WHAT TO PRODUCE:
Extract all lines in the data that contain the word "letter".

Saved entries
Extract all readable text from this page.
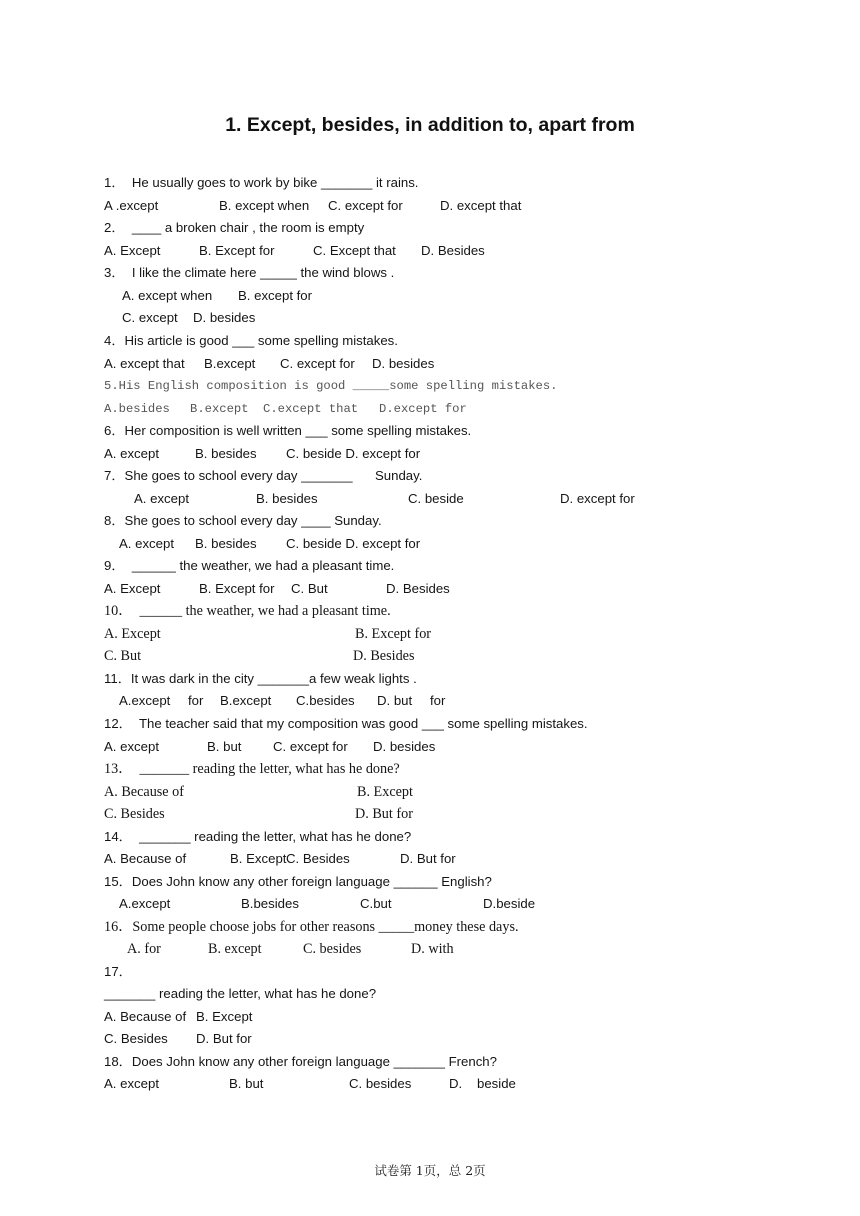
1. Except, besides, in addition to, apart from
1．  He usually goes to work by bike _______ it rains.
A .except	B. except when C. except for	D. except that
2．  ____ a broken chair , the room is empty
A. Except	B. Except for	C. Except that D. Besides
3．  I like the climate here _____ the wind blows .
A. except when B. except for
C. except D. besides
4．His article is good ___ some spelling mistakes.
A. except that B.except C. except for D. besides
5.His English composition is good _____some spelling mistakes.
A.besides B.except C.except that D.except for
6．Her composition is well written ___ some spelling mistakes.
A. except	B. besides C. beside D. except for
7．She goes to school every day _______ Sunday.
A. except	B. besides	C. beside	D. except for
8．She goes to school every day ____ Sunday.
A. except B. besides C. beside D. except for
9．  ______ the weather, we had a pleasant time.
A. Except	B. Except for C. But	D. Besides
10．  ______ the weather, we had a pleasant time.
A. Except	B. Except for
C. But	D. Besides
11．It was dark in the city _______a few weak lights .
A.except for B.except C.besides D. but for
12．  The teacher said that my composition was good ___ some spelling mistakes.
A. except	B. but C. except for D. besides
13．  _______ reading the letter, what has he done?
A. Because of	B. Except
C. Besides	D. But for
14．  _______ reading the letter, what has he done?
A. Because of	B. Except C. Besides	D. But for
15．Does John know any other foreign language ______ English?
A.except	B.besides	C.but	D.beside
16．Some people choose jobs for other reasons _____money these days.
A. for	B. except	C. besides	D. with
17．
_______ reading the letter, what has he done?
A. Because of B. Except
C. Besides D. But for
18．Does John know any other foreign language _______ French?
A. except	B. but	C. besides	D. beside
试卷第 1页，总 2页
---
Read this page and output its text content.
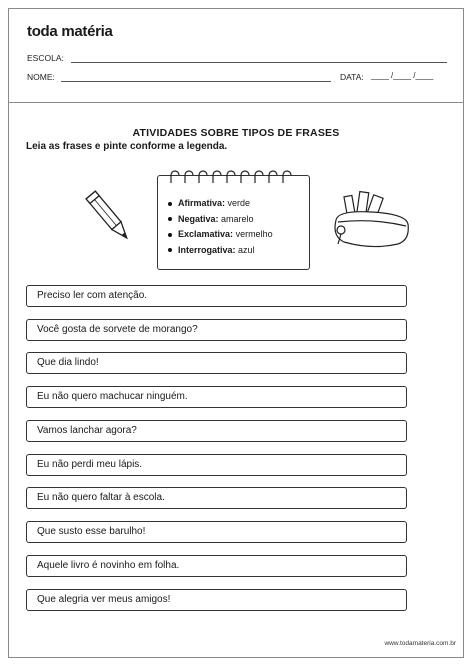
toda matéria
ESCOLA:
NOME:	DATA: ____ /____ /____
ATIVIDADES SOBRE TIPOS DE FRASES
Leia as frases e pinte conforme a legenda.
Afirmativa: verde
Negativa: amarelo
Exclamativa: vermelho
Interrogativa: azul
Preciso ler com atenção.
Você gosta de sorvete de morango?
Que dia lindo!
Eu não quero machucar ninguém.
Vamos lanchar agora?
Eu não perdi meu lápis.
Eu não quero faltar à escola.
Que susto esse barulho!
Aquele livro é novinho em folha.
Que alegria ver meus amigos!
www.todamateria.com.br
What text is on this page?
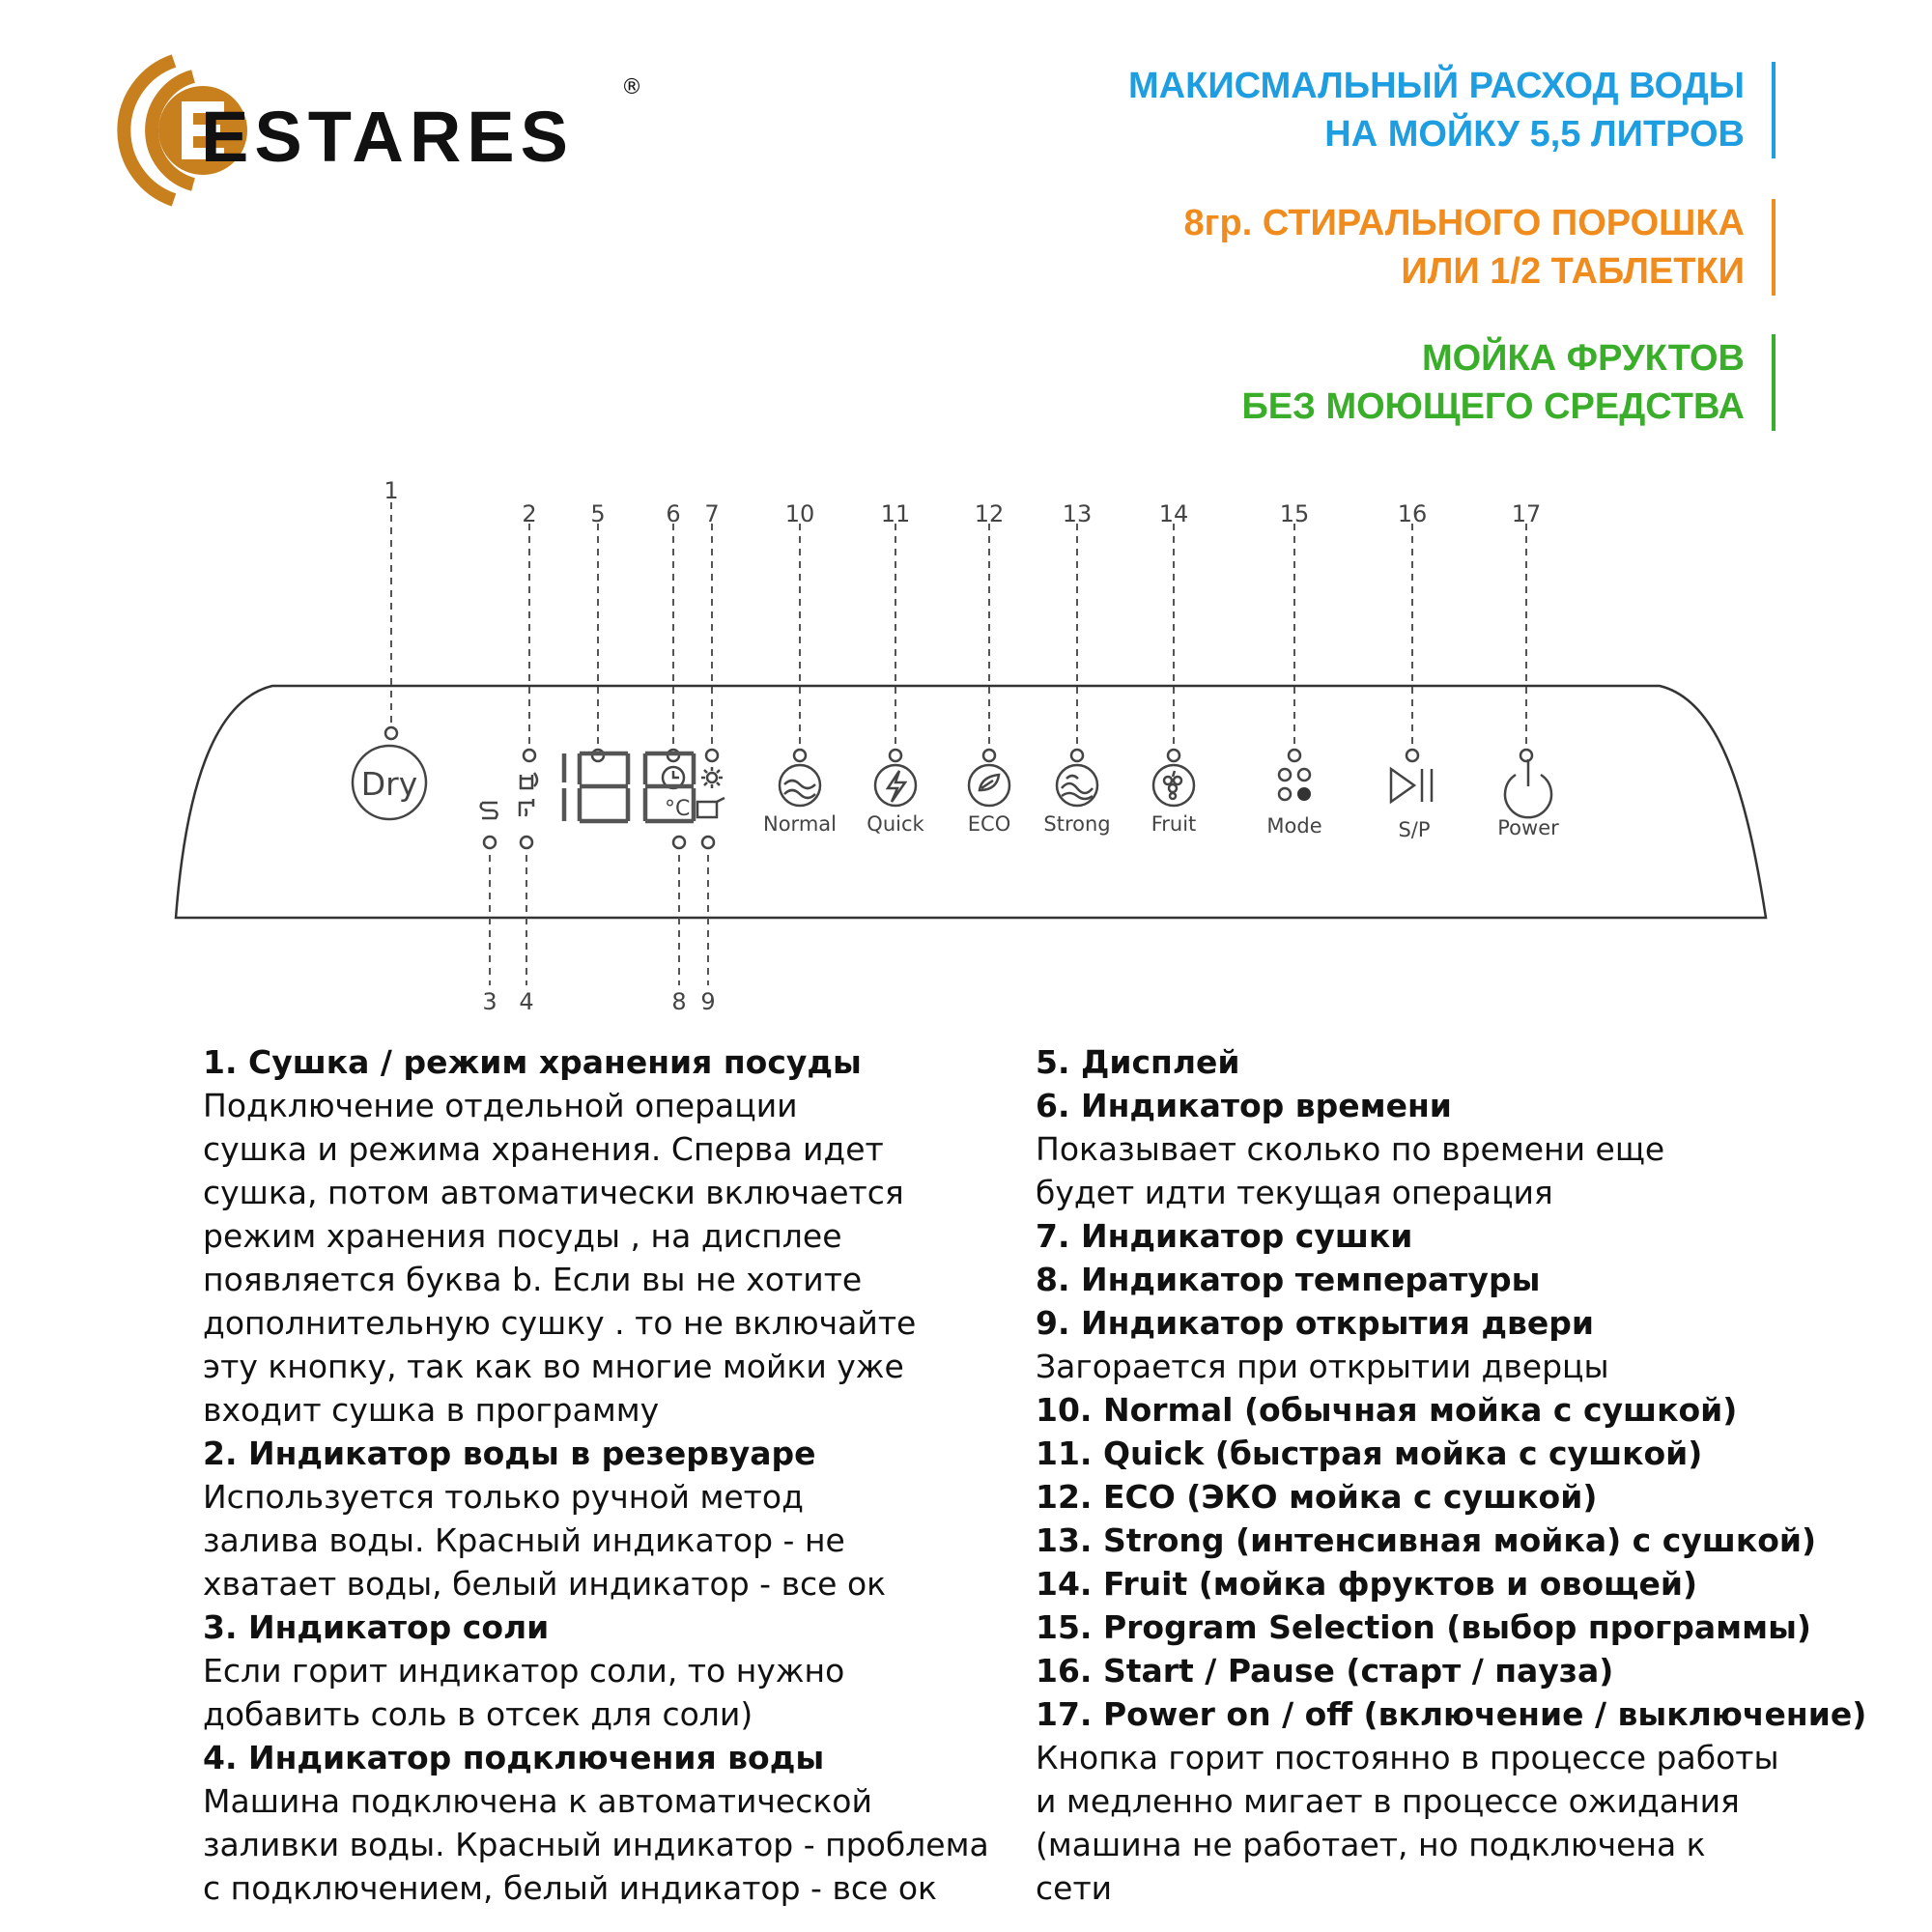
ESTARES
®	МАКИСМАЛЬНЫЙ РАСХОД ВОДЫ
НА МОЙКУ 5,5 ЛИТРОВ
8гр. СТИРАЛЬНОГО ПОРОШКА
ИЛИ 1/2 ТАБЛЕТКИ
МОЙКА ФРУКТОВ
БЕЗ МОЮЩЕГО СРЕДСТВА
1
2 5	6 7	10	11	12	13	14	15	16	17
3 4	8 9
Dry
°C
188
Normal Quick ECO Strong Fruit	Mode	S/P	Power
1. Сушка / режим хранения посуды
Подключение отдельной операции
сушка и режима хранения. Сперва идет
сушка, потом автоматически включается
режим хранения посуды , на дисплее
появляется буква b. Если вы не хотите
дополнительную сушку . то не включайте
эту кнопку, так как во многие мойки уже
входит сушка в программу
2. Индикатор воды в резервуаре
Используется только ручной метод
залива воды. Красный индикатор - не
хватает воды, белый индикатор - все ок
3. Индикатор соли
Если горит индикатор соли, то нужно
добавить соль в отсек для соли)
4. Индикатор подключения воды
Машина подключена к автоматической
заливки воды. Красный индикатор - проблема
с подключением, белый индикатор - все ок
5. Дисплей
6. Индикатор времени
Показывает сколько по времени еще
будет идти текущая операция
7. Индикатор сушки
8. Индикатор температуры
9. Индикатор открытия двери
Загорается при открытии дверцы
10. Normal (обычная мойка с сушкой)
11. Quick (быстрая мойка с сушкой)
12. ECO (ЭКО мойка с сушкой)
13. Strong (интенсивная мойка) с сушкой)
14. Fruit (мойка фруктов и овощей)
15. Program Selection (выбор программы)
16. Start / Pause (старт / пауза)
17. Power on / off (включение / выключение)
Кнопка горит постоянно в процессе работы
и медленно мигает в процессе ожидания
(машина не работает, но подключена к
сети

WRITTEN ANSWER:
13．  _______ reading the letter, what has he done?
14．  _______ reading the letter, what has he done?
_______ reading the letter, what has he done?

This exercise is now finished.